§ Exercise directions:
Pull every line containing the word "ventilation" from the records.

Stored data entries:
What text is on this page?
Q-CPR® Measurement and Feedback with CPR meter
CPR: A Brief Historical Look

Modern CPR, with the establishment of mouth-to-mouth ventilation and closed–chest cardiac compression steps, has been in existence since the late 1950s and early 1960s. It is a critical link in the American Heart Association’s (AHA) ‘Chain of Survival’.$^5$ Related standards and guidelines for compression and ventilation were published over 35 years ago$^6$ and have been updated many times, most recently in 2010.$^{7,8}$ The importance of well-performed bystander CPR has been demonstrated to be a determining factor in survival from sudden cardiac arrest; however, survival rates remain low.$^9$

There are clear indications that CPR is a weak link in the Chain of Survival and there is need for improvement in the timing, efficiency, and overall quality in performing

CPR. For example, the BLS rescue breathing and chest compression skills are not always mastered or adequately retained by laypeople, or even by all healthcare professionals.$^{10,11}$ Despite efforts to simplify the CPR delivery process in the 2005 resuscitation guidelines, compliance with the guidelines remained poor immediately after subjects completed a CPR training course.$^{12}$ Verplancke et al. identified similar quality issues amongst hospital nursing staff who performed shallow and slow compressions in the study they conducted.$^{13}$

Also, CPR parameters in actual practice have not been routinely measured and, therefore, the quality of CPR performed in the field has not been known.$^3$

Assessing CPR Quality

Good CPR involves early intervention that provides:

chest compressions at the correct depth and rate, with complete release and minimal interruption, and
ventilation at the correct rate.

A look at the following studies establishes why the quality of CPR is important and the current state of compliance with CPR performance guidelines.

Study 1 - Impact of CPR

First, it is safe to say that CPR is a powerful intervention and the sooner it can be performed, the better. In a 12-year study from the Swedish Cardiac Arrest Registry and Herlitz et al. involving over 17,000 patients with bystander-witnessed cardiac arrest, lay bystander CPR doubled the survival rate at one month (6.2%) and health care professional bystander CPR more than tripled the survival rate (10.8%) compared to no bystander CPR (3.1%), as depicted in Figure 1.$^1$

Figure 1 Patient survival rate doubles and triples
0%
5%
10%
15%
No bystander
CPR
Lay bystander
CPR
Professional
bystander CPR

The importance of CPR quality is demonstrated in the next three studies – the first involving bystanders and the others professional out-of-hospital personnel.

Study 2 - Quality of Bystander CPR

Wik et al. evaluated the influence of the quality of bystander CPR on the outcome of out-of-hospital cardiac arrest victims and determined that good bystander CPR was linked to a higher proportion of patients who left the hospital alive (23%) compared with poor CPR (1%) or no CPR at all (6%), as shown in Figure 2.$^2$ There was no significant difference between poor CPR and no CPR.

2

§ Task answer:
Modern CPR, with the establishment of mouth-to-mouth ventilation and closed–chest cardiac compression steps, has been in existence since the late 1950s and early 1960s. It is a critical link in the American Heart Association’s (AHA) ‘Chain of Survival’.$^5$ Related standards and guidelines for compression and ventilation were published over 35 years ago$^6$ and have been updated many times, most recently in 2010.$^{7,8}$ The importance of well-performed bystander CPR has been demonstrated to be a determining factor in survival from sudden cardiac arrest; however, survival rates remain low.$^9$
ventilation at the correct rate.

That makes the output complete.